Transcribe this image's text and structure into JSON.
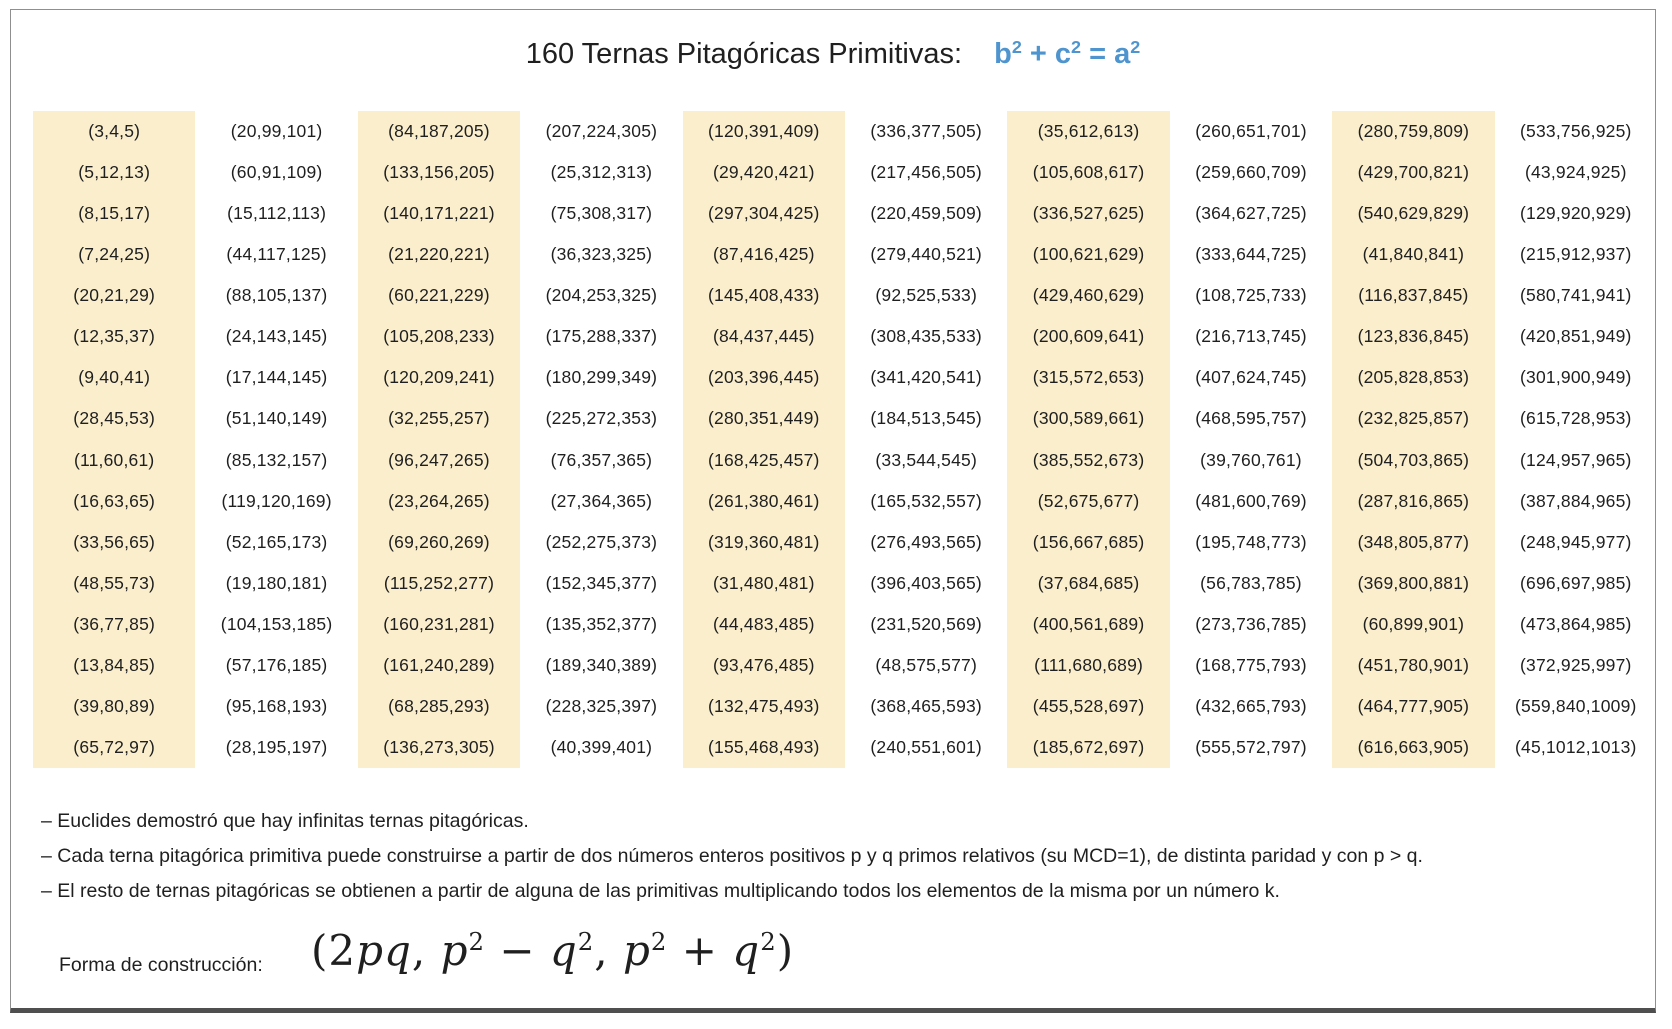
{
  "title": {
    "text": "160 Ternas Pitagóricas Primitivas:",
    "formula_parts": [
      {
        "v": "b",
        "i": false
      },
      {
        "v": "2",
        "sup": true
      },
      {
        "v": " + ",
        "i": false
      },
      {
        "v": "c",
        "i": false
      },
      {
        "v": "2",
        "sup": true
      },
      {
        "v": " = ",
        "i": false
      },
      {
        "v": "a",
        "i": false
      },
      {
        "v": "2",
        "sup": true
      }
    ]
  },
  "table": {
    "columns": [
      {
        "highlight": true,
        "triples": [
          "(3,4,5)",
          "(5,12,13)",
          "(8,15,17)",
          "(7,24,25)",
          "(20,21,29)",
          "(12,35,37)",
          "(9,40,41)",
          "(28,45,53)",
          "(11,60,61)",
          "(16,63,65)",
          "(33,56,65)",
          "(48,55,73)",
          "(36,77,85)",
          "(13,84,85)",
          "(39,80,89)",
          "(65,72,97)"
        ]
      },
      {
        "highlight": false,
        "triples": [
          "(20,99,101)",
          "(60,91,109)",
          "(15,112,113)",
          "(44,117,125)",
          "(88,105,137)",
          "(24,143,145)",
          "(17,144,145)",
          "(51,140,149)",
          "(85,132,157)",
          "(119,120,169)",
          "(52,165,173)",
          "(19,180,181)",
          "(104,153,185)",
          "(57,176,185)",
          "(95,168,193)",
          "(28,195,197)"
        ]
      },
      {
        "highlight": true,
        "triples": [
          "(84,187,205)",
          "(133,156,205)",
          "(140,171,221)",
          "(21,220,221)",
          "(60,221,229)",
          "(105,208,233)",
          "(120,209,241)",
          "(32,255,257)",
          "(96,247,265)",
          "(23,264,265)",
          "(69,260,269)",
          "(115,252,277)",
          "(160,231,281)",
          "(161,240,289)",
          "(68,285,293)",
          "(136,273,305)"
        ]
      },
      {
        "highlight": false,
        "triples": [
          "(207,224,305)",
          "(25,312,313)",
          "(75,308,317)",
          "(36,323,325)",
          "(204,253,325)",
          "(175,288,337)",
          "(180,299,349)",
          "(225,272,353)",
          "(76,357,365)",
          "(27,364,365)",
          "(252,275,373)",
          "(152,345,377)",
          "(135,352,377)",
          "(189,340,389)",
          "(228,325,397)",
          "(40,399,401)"
        ]
      },
      {
        "highlight": true,
        "triples": [
          "(120,391,409)",
          "(29,420,421)",
          "(297,304,425)",
          "(87,416,425)",
          "(145,408,433)",
          "(84,437,445)",
          "(203,396,445)",
          "(280,351,449)",
          "(168,425,457)",
          "(261,380,461)",
          "(319,360,481)",
          "(31,480,481)",
          "(44,483,485)",
          "(93,476,485)",
          "(132,475,493)",
          "(155,468,493)"
        ]
      },
      {
        "highlight": false,
        "triples": [
          "(336,377,505)",
          "(217,456,505)",
          "(220,459,509)",
          "(279,440,521)",
          "(92,525,533)",
          "(308,435,533)",
          "(341,420,541)",
          "(184,513,545)",
          "(33,544,545)",
          "(165,532,557)",
          "(276,493,565)",
          "(396,403,565)",
          "(231,520,569)",
          "(48,575,577)",
          "(368,465,593)",
          "(240,551,601)"
        ]
      },
      {
        "highlight": true,
        "triples": [
          "(35,612,613)",
          "(105,608,617)",
          "(336,527,625)",
          "(100,621,629)",
          "(429,460,629)",
          "(200,609,641)",
          "(315,572,653)",
          "(300,589,661)",
          "(385,552,673)",
          "(52,675,677)",
          "(156,667,685)",
          "(37,684,685)",
          "(400,561,689)",
          "(111,680,689)",
          "(455,528,697)",
          "(185,672,697)"
        ]
      },
      {
        "highlight": false,
        "triples": [
          "(260,651,701)",
          "(259,660,709)",
          "(364,627,725)",
          "(333,644,725)",
          "(108,725,733)",
          "(216,713,745)",
          "(407,624,745)",
          "(468,595,757)",
          "(39,760,761)",
          "(481,600,769)",
          "(195,748,773)",
          "(56,783,785)",
          "(273,736,785)",
          "(168,775,793)",
          "(432,665,793)",
          "(555,572,797)"
        ]
      },
      {
        "highlight": true,
        "triples": [
          "(280,759,809)",
          "(429,700,821)",
          "(540,629,829)",
          "(41,840,841)",
          "(116,837,845)",
          "(123,836,845)",
          "(205,828,853)",
          "(232,825,857)",
          "(504,703,865)",
          "(287,816,865)",
          "(348,805,877)",
          "(369,800,881)",
          "(60,899,901)",
          "(451,780,901)",
          "(464,777,905)",
          "(616,663,905)"
        ]
      },
      {
        "highlight": false,
        "triples": [
          "(533,756,925)",
          "(43,924,925)",
          "(129,920,929)",
          "(215,912,937)",
          "(580,741,941)",
          "(420,851,949)",
          "(301,900,949)",
          "(615,728,953)",
          "(124,957,965)",
          "(387,884,965)",
          "(248,945,977)",
          "(696,697,985)",
          "(473,864,985)",
          "(372,925,997)",
          "(559,840,1009)",
          "(45,1012,1013)"
        ]
      }
    ]
  },
  "notes": [
    "– Euclides demostró que hay infinitas ternas pitagóricas.",
    "– Cada terna pitagórica primitiva puede construirse a partir de dos números enteros positivos p y q primos relativos (su MCD=1), de distinta paridad y con p > q.",
    "– El resto de ternas pitagóricas se obtienen a partir de alguna de las primitivas multiplicando todos los elementos de la misma por un número k."
  ],
  "construction": {
    "label": "Forma de construcción:",
    "formula_parts": [
      {
        "v": "(",
        "i": false
      },
      {
        "v": "2",
        "i": false
      },
      {
        "v": "pq",
        "i": true
      },
      {
        "v": ", ",
        "i": false
      },
      {
        "v": "p",
        "i": true
      },
      {
        "v": "2",
        "sup": true
      },
      {
        "v": " − ",
        "i": false
      },
      {
        "v": "q",
        "i": true
      },
      {
        "v": "2",
        "sup": true
      },
      {
        "v": ", ",
        "i": false
      },
      {
        "v": "p",
        "i": true
      },
      {
        "v": "2",
        "sup": true
      },
      {
        "v": " + ",
        "i": false
      },
      {
        "v": "q",
        "i": true
      },
      {
        "v": "2",
        "sup": true
      },
      {
        "v": ")",
        "i": false
      }
    ]
  },
  "colors": {
    "accent_blue": "#4e94ce",
    "column_highlight": "#faeecd",
    "text": "#1f1f1f"
  }
}
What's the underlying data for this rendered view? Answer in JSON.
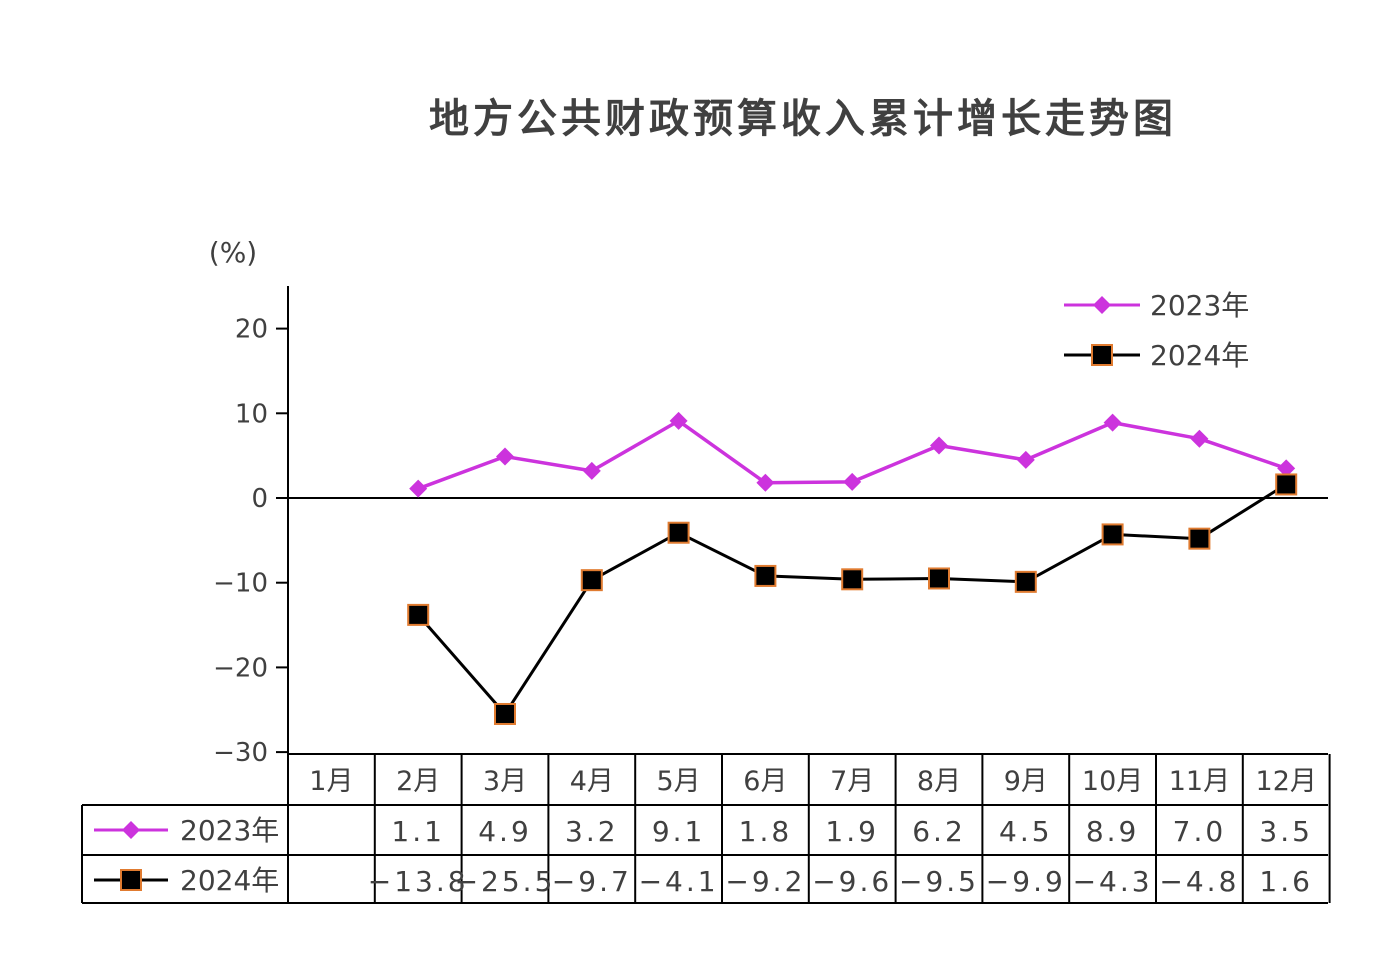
{
  "chart_data": {
    "type": "line",
    "title": "地方公共财政预算收入累计增长走势图",
    "unit": "(%)",
    "categories": [
      "1月",
      "2月",
      "3月",
      "4月",
      "5月",
      "6月",
      "7月",
      "8月",
      "9月",
      "10月",
      "11月",
      "12月"
    ],
    "yticks": [
      "20",
      "10",
      "0",
      "−10",
      "−20",
      "−30"
    ],
    "ytick_values": [
      20,
      10,
      0,
      -10,
      -20,
      -30
    ],
    "ylim": [
      -30,
      25
    ],
    "legend_position": "top-right",
    "series": [
      {
        "name": "2023年",
        "values": [
          null,
          1.1,
          4.9,
          3.2,
          9.1,
          1.8,
          1.9,
          6.2,
          4.5,
          8.9,
          7.0,
          3.5
        ],
        "labels": [
          "",
          "1.1",
          "4.9",
          "3.2",
          "9.1",
          "1.8",
          "1.9",
          "6.2",
          "4.5",
          "8.9",
          "7.0",
          "3.5"
        ],
        "color": "#cc33dd",
        "marker": "diamond"
      },
      {
        "name": "2024年",
        "values": [
          null,
          -13.8,
          -25.5,
          -9.7,
          -4.1,
          -9.2,
          -9.6,
          -9.5,
          -9.9,
          -4.3,
          -4.8,
          1.6
        ],
        "labels": [
          "",
          "−13.8",
          "−25.5",
          "−9.7",
          "−4.1",
          "−9.2",
          "−9.6",
          "−9.5",
          "−9.9",
          "−4.3",
          "−4.8",
          "1.6"
        ],
        "color": "#000000",
        "marker_edge": "#e07b30",
        "marker": "square"
      }
    ]
  }
}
-.-.-
Display every line of the listing that contains the string "JSON".

Response:
Transcribe this image's text and structure into JSON.
What's the underlying data for this rendered view? Answer in JSON.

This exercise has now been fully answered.